Work instructions: How many lines in these records hold the string "data"? Reply with the number alone.

Provided records:
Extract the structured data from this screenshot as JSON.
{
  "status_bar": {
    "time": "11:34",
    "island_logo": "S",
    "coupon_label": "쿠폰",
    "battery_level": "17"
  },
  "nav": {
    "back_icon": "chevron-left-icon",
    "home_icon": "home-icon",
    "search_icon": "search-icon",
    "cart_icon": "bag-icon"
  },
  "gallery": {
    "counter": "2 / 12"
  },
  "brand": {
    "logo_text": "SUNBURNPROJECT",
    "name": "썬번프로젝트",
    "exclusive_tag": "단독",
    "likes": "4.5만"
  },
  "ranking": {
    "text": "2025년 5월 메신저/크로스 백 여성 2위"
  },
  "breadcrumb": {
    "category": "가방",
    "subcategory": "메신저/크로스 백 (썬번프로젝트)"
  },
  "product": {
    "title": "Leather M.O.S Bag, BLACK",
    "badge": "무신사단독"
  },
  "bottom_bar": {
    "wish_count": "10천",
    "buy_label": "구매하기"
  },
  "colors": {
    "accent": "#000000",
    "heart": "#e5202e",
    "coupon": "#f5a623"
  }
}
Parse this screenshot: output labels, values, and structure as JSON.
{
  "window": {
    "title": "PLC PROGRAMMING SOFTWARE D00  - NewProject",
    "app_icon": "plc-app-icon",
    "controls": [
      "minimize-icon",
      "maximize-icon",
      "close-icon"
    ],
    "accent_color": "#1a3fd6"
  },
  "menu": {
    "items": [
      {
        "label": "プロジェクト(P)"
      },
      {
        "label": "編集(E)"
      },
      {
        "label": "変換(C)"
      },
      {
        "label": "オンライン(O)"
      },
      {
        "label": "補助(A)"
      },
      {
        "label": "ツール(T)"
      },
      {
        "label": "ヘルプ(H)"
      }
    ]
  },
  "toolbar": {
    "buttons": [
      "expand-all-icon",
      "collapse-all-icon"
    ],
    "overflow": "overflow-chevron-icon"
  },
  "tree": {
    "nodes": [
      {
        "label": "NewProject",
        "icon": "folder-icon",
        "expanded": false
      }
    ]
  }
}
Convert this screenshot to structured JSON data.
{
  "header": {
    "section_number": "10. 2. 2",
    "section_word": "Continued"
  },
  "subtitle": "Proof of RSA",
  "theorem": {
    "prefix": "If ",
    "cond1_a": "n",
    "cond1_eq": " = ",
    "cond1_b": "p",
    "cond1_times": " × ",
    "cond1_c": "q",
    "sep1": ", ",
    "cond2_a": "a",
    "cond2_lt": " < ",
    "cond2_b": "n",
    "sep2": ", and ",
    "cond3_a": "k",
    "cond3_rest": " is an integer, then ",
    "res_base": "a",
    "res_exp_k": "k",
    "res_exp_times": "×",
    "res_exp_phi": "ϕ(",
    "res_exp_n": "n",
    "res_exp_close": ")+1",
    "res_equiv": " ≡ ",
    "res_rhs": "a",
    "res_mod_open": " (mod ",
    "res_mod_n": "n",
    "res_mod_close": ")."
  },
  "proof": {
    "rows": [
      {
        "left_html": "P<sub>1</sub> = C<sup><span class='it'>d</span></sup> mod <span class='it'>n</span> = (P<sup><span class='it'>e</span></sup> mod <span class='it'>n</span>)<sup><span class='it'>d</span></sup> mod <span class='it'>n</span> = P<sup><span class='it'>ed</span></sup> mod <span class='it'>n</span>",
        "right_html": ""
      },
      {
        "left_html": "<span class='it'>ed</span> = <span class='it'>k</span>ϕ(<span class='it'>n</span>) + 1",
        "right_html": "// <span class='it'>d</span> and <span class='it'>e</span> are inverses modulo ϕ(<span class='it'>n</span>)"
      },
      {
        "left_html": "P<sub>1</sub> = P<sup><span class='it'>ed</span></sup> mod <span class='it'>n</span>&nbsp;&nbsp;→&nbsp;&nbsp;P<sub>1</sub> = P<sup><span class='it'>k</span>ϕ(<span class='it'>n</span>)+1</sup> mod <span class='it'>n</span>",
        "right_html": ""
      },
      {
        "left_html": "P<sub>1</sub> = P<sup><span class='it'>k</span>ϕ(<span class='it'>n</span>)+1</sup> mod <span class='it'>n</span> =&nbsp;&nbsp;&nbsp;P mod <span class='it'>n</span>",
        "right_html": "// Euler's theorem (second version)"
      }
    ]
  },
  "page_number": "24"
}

Response: 2